Information shown
········
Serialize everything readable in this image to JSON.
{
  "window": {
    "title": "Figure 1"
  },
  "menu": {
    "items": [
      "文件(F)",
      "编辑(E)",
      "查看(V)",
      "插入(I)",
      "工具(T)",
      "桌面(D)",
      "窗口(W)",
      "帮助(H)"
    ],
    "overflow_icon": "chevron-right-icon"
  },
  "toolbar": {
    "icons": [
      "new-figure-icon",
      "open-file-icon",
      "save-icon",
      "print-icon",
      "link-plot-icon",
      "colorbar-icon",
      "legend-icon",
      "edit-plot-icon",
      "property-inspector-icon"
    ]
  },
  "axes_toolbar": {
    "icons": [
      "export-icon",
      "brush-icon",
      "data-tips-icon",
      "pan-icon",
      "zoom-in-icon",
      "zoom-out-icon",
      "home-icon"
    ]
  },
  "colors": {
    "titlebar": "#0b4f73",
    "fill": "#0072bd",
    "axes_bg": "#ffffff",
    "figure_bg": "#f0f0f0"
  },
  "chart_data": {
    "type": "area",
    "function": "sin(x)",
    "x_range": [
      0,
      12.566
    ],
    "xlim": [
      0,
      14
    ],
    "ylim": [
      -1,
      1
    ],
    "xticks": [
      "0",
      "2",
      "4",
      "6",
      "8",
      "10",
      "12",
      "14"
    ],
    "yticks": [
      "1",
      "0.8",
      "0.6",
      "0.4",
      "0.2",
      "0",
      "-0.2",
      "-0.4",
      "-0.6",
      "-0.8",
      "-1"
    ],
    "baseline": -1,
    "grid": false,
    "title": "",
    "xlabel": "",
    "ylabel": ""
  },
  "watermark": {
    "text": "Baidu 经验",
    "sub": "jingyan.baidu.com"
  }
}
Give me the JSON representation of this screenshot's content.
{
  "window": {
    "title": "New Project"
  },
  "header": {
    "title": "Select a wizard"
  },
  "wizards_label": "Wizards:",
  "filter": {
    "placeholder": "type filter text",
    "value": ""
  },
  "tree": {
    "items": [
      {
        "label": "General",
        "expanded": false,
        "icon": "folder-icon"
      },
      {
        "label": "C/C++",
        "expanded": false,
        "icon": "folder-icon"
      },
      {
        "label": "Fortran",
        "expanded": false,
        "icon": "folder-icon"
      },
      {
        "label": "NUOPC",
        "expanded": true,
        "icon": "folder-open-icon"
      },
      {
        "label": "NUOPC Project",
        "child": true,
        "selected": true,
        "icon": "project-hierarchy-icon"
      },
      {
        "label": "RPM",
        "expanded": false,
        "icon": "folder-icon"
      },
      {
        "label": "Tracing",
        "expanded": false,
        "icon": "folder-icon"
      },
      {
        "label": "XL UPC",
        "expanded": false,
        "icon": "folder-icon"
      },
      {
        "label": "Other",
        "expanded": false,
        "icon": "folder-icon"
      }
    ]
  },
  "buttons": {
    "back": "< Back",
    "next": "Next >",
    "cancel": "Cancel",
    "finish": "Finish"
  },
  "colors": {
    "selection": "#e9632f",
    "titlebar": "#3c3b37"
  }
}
········
What the task asks
Exactly as shown, repeat every record.

Written response
Serialize everything readable in this image to JSON.
{
  "window": {
    "title": "Figure 1"
  },
  "menu": {
    "items": [
      "文件(F)",
      "编辑(E)",
      "查看(V)",
      "插入(I)",
      "工具(T)",
      "桌面(D)",
      "窗口(W)",
      "帮助(H)"
    ],
    "overflow_icon": "chevron-right-icon"
  },
  "toolbar": {
    "icons": [
      "new-figure-icon",
      "open-file-icon",
      "save-icon",
      "print-icon",
      "link-plot-icon",
      "colorbar-icon",
      "legend-icon",
      "edit-plot-icon",
      "property-inspector-icon"
    ]
  },
  "axes_toolbar": {
    "icons": [
      "export-icon",
      "brush-icon",
      "data-tips-icon",
      "pan-icon",
      "zoom-in-icon",
      "zoom-out-icon",
      "home-icon"
    ]
  },
  "colors": {
    "titlebar": "#0b4f73",
    "fill": "#0072bd",
    "axes_bg": "#ffffff",
    "figure_bg": "#f0f0f0"
  },
  "chart_data": {
    "type": "area",
    "function": "sin(x)",
    "x_range": [
      0,
      12.566
    ],
    "xlim": [
      0,
      14
    ],
    "ylim": [
      -1,
      1
    ],
    "xticks": [
      "0",
      "2",
      "4",
      "6",
      "8",
      "10",
      "12",
      "14"
    ],
    "yticks": [
      "1",
      "0.8",
      "0.6",
      "0.4",
      "0.2",
      "0",
      "-0.2",
      "-0.4",
      "-0.6",
      "-0.8",
      "-1"
    ],
    "baseline": -1,
    "grid": false,
    "title": "",
    "xlabel": "",
    "ylabel": ""
  },
  "watermark": {
    "text": "Baidu 经验",
    "sub": "jingyan.baidu.com"
  }
}
Give me the JSON representation of this screenshot's content.
{
  "window": {
    "title": "New Project"
  },
  "header": {
    "title": "Select a wizard"
  },
  "wizards_label": "Wizards:",
  "filter": {
    "placeholder": "type filter text",
    "value": ""
  },
  "tree": {
    "items": [
      {
        "label": "General",
        "expanded": false,
        "icon": "folder-icon"
      },
      {
        "label": "C/C++",
        "expanded": false,
        "icon": "folder-icon"
      },
      {
        "label": "Fortran",
        "expanded": false,
        "icon": "folder-icon"
      },
      {
        "label": "NUOPC",
        "expanded": true,
        "icon": "folder-open-icon"
      },
      {
        "label": "NUOPC Project",
        "child": true,
        "selected": true,
        "icon": "project-hierarchy-icon"
      },
      {
        "label": "RPM",
        "expanded": false,
        "icon": "folder-icon"
      },
      {
        "label": "Tracing",
        "expanded": false,
        "icon": "folder-icon"
      },
      {
        "label": "XL UPC",
        "expanded": false,
        "icon": "folder-icon"
      },
      {
        "label": "Other",
        "expanded": false,
        "icon": "folder-icon"
      }
    ]
  },
  "buttons": {
    "back": "< Back",
    "next": "Next >",
    "cancel": "Cancel",
    "finish": "Finish"
  },
  "colors": {
    "selection": "#e9632f",
    "titlebar": "#3c3b37"
  }
}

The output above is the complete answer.